What you have to do
Read the records below. Copy each line where the string "screenshot" occurs.

Material shown
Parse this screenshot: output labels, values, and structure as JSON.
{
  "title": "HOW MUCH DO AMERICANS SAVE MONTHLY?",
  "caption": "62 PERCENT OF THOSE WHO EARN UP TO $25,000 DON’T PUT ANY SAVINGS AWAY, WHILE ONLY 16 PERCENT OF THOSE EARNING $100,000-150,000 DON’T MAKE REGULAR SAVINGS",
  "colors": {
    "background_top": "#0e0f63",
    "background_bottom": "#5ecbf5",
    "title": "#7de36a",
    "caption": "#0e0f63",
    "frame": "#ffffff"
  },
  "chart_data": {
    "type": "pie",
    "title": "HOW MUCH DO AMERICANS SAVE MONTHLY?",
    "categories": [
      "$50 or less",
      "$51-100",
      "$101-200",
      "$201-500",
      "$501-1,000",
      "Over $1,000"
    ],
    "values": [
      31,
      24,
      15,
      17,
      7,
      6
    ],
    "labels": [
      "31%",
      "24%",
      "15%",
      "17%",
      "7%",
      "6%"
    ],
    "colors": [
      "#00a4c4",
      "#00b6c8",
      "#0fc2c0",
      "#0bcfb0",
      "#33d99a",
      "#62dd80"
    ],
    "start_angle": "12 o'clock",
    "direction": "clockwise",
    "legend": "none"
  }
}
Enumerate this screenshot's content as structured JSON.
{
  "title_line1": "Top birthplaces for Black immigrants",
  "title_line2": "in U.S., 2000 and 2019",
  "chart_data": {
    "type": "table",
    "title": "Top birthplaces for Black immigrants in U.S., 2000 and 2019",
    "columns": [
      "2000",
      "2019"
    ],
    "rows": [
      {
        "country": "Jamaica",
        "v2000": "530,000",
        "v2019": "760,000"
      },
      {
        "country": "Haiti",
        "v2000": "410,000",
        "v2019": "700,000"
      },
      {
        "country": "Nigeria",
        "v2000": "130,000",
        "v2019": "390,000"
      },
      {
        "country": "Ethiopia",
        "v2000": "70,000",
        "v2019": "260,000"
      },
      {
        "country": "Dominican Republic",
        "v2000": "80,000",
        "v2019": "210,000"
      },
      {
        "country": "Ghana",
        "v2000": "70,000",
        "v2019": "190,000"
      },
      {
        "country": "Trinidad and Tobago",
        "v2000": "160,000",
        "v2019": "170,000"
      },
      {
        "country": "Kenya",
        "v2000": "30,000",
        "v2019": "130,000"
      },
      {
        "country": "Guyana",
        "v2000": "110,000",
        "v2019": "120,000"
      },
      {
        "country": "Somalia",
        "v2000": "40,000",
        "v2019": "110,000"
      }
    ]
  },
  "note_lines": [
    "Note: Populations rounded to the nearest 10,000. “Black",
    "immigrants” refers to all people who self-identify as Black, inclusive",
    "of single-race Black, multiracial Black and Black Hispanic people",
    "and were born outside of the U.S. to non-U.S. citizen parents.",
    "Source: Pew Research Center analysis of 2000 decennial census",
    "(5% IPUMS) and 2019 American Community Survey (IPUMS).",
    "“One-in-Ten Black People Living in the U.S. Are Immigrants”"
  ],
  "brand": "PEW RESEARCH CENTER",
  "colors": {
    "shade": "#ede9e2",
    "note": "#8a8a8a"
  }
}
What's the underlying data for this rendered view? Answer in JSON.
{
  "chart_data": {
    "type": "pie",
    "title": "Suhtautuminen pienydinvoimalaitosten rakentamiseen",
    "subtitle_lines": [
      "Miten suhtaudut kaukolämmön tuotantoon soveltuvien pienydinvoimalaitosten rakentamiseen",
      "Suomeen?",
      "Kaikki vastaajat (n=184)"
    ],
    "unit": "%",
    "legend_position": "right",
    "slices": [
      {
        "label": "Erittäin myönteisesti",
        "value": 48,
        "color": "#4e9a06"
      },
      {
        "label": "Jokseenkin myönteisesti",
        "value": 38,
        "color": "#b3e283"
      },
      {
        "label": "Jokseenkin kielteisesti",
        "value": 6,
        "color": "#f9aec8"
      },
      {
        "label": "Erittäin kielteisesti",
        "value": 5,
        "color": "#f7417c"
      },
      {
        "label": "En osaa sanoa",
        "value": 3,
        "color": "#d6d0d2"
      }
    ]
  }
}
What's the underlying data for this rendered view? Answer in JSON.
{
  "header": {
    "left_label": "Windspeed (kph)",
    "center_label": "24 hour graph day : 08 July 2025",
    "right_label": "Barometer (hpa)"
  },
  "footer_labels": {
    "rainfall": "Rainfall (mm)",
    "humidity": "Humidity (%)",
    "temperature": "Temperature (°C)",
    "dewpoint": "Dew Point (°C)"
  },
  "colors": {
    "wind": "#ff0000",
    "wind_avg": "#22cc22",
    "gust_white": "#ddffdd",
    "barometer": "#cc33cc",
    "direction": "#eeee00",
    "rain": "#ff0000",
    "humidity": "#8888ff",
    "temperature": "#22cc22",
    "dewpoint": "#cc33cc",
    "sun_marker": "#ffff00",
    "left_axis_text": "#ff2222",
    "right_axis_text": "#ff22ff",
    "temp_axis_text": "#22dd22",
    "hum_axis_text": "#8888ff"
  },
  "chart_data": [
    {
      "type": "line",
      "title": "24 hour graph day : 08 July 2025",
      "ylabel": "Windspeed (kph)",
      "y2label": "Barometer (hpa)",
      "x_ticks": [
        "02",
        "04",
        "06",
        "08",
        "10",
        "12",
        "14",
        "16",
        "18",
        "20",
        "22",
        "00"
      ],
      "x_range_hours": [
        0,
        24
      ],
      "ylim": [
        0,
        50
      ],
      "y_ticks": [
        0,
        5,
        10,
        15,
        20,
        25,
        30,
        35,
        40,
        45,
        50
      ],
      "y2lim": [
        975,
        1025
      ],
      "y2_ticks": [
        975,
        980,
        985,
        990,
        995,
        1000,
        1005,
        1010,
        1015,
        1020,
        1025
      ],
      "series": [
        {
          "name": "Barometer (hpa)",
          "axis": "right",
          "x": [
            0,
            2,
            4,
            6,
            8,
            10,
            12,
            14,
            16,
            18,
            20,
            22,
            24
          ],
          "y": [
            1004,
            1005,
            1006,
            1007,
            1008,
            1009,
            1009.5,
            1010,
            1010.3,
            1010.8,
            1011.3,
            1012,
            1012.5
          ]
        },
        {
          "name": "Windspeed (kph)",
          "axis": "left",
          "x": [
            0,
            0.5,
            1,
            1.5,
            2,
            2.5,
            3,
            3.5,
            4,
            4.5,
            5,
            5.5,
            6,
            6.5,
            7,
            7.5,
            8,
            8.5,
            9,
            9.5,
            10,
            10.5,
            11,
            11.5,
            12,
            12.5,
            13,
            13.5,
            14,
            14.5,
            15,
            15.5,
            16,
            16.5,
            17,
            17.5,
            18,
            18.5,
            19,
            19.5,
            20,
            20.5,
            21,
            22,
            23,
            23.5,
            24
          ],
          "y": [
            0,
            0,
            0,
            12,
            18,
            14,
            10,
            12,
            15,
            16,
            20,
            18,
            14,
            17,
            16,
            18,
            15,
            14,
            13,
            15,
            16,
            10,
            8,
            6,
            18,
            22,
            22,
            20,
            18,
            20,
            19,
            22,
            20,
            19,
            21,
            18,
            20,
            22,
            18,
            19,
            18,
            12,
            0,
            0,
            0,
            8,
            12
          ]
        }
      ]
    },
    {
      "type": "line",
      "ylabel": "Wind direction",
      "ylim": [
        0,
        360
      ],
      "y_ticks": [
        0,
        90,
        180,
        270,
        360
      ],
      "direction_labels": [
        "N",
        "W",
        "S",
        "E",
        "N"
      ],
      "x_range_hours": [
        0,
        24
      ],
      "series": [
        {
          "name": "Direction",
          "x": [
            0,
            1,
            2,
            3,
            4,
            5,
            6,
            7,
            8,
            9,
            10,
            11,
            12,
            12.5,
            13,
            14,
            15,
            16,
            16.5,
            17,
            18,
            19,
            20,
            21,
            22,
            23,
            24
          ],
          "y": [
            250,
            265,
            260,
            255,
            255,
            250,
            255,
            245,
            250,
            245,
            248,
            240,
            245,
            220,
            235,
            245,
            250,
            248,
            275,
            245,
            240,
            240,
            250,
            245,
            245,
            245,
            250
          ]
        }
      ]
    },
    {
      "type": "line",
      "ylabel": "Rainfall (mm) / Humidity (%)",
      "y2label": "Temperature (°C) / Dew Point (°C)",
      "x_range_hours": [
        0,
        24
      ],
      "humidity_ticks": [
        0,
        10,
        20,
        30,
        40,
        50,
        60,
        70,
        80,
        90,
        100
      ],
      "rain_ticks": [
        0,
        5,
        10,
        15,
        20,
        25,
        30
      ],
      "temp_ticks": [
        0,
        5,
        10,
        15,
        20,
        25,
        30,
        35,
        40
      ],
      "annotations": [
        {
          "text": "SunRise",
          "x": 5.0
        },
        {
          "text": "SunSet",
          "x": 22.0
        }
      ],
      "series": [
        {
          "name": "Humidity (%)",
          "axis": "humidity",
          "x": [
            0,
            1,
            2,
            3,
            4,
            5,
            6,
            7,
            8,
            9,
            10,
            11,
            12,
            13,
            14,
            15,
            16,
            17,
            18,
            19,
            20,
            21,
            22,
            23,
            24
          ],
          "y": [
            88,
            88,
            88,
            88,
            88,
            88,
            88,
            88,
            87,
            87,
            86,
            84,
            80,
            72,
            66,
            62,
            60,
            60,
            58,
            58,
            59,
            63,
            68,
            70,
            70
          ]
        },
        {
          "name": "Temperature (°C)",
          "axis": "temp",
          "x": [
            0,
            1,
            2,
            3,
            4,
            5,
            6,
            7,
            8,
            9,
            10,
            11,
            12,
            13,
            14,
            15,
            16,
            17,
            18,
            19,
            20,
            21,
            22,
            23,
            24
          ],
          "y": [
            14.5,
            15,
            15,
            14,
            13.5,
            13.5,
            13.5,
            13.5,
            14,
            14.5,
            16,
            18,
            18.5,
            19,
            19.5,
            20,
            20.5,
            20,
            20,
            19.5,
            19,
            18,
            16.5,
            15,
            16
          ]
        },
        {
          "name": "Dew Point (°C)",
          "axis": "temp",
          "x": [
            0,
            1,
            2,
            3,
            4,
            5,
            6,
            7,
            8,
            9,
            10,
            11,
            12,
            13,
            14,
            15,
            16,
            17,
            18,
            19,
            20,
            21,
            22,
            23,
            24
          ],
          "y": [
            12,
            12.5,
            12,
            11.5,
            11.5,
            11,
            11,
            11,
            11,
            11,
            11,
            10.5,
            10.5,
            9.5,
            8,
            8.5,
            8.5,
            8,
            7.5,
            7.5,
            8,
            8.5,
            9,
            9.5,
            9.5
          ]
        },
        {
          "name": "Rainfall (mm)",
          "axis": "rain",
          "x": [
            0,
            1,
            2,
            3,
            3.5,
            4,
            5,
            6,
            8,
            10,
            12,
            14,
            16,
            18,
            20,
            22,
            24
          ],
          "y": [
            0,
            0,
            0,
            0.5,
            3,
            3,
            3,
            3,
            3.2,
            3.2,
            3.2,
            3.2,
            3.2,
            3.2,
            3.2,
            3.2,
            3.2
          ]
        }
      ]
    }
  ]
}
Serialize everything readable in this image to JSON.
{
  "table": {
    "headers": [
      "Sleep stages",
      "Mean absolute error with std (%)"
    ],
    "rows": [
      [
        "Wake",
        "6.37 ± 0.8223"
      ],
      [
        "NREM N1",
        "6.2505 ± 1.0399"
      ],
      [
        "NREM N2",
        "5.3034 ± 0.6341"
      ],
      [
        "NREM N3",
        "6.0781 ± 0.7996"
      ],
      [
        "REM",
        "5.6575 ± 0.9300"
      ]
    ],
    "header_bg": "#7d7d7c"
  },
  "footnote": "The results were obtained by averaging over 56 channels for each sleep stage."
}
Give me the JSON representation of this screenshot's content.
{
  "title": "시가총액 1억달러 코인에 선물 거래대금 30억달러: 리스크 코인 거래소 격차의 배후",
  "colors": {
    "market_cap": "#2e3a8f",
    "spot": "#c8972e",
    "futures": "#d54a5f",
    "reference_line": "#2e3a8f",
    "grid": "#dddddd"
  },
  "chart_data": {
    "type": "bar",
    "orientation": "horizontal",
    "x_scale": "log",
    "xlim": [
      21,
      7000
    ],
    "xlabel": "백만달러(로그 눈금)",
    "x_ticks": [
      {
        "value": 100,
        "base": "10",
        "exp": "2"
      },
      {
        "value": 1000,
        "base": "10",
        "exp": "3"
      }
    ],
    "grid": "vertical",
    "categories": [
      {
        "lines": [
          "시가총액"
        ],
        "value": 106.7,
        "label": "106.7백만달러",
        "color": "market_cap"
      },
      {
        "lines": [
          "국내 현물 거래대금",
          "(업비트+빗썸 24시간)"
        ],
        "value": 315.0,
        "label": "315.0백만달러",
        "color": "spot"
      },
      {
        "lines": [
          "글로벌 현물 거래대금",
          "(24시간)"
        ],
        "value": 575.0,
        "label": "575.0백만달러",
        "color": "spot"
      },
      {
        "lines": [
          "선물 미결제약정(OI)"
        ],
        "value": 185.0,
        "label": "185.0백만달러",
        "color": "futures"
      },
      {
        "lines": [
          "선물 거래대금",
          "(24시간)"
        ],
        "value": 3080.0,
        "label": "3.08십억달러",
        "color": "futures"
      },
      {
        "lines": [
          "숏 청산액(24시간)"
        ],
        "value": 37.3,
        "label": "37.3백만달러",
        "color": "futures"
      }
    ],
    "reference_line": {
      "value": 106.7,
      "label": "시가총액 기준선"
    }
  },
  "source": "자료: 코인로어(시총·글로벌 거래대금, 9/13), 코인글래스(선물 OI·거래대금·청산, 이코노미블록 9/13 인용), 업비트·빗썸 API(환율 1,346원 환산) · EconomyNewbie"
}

Exercise response
Parse this screenshot: output labels, values, and structure as JSON.
Enumerate this screenshot's content as structured JSON.
Give me the JSON representation of this screenshot's content.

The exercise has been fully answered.